(Extracted records)
# # # # #
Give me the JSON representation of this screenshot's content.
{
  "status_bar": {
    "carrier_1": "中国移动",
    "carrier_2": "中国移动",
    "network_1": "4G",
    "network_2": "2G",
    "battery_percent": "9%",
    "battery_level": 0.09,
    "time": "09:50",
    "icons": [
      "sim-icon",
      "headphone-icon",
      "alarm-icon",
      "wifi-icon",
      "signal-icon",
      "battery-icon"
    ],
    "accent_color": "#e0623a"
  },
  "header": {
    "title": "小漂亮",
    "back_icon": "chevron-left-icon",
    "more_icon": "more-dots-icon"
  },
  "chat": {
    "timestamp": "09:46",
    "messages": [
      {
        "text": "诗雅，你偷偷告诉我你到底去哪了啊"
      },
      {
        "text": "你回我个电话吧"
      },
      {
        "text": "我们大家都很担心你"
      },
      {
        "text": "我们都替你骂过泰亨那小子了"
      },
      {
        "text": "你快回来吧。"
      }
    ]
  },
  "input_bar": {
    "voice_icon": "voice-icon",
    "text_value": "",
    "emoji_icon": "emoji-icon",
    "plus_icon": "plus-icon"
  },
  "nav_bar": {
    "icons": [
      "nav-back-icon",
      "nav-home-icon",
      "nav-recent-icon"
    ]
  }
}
# # # # #
*GOAL:*
Retype the records in full. Keep every line identical to the original.

*TASK ANSWER:*
Give me the JSON representation of this screenshot's content.
{
  "status_bar": {
    "carrier_1": "中国移动",
    "carrier_2": "中国移动",
    "network_1": "4G",
    "network_2": "2G",
    "battery_percent": "9%",
    "battery_level": 0.09,
    "time": "09:50",
    "icons": [
      "sim-icon",
      "headphone-icon",
      "alarm-icon",
      "wifi-icon",
      "signal-icon",
      "battery-icon"
    ],
    "accent_color": "#e0623a"
  },
  "header": {
    "title": "小漂亮",
    "back_icon": "chevron-left-icon",
    "more_icon": "more-dots-icon"
  },
  "chat": {
    "timestamp": "09:46",
    "messages": [
      {
        "text": "诗雅，你偷偷告诉我你到底去哪了啊"
      },
      {
        "text": "你回我个电话吧"
      },
      {
        "text": "我们大家都很担心你"
      },
      {
        "text": "我们都替你骂过泰亨那小子了"
      },
      {
        "text": "你快回来吧。"
      }
    ]
  },
  "input_bar": {
    "voice_icon": "voice-icon",
    "text_value": "",
    "emoji_icon": "emoji-icon",
    "plus_icon": "plus-icon"
  },
  "nav_bar": {
    "icons": [
      "nav-back-icon",
      "nav-home-icon",
      "nav-recent-icon"
    ]
  }
}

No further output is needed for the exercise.